_INSTRUCTIONS FOR THE TASK_
Repeat every record below exactly, but leave out any pictures.

_RECORDS FOR THE TASK_
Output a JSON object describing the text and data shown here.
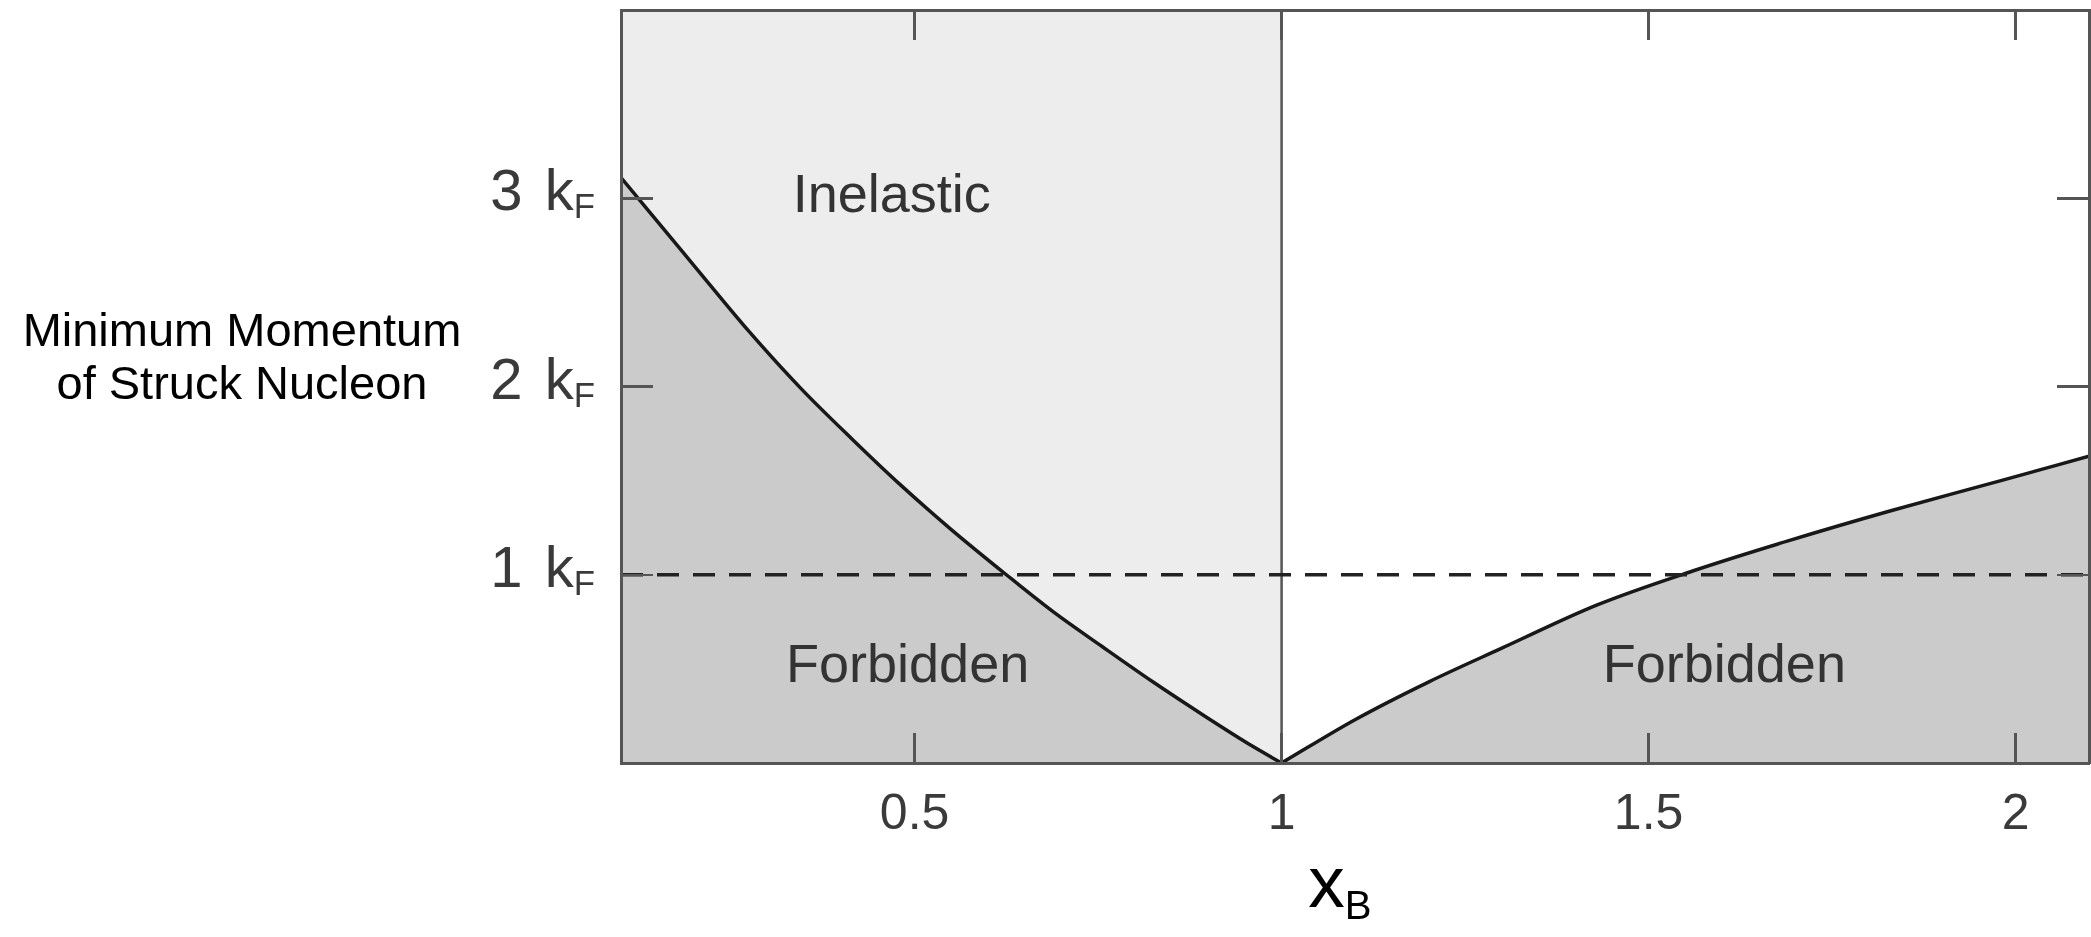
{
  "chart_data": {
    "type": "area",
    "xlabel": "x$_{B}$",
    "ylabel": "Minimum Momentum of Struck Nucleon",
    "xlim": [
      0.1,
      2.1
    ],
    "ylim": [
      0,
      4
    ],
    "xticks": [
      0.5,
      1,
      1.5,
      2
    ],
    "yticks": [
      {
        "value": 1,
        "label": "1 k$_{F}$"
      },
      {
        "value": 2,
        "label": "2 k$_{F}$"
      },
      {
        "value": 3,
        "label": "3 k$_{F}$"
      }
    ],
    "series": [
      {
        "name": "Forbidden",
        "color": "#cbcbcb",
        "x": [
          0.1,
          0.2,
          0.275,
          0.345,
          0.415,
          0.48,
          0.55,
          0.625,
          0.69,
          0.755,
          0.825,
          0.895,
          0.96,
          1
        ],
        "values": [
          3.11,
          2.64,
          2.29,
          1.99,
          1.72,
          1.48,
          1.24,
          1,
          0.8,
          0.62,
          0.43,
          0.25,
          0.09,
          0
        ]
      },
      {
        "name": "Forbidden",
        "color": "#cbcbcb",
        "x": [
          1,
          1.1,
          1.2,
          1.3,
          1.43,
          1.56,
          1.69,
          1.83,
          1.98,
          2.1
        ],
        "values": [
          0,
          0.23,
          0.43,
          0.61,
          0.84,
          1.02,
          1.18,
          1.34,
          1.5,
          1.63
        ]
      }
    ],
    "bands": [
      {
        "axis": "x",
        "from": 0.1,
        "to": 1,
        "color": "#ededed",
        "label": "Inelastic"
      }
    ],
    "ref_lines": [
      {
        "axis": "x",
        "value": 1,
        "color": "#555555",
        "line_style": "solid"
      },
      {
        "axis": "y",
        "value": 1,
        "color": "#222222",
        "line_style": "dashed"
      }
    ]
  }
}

_TASK RESPONSE_
Output a JSON object describing the text and data shown here.
{
  "chart_data": {
    "type": "area",
    "xlabel": "x$_{B}$",
    "ylabel": "Minimum Momentum of Struck Nucleon",
    "xlim": [
      0.1,
      2.1
    ],
    "ylim": [
      0,
      4
    ],
    "xticks": [
      0.5,
      1,
      1.5,
      2
    ],
    "yticks": [
      {
        "value": 1,
        "label": "1 k$_{F}$"
      },
      {
        "value": 2,
        "label": "2 k$_{F}$"
      },
      {
        "value": 3,
        "label": "3 k$_{F}$"
      }
    ],
    "series": [
      {
        "name": "Forbidden",
        "color": "#cbcbcb",
        "x": [
          0.1,
          0.2,
          0.275,
          0.345,
          0.415,
          0.48,
          0.55,
          0.625,
          0.69,
          0.755,
          0.825,
          0.895,
          0.96,
          1
        ],
        "values": [
          3.11,
          2.64,
          2.29,
          1.99,
          1.72,
          1.48,
          1.24,
          1,
          0.8,
          0.62,
          0.43,
          0.25,
          0.09,
          0
        ]
      },
      {
        "name": "Forbidden",
        "color": "#cbcbcb",
        "x": [
          1,
          1.1,
          1.2,
          1.3,
          1.43,
          1.56,
          1.69,
          1.83,
          1.98,
          2.1
        ],
        "values": [
          0,
          0.23,
          0.43,
          0.61,
          0.84,
          1.02,
          1.18,
          1.34,
          1.5,
          1.63
        ]
      }
    ],
    "bands": [
      {
        "axis": "x",
        "from": 0.1,
        "to": 1,
        "color": "#ededed",
        "label": "Inelastic"
      }
    ],
    "ref_lines": [
      {
        "axis": "x",
        "value": 1,
        "color": "#555555",
        "line_style": "solid"
      },
      {
        "axis": "y",
        "value": 1,
        "color": "#222222",
        "line_style": "dashed"
      }
    ]
  }
}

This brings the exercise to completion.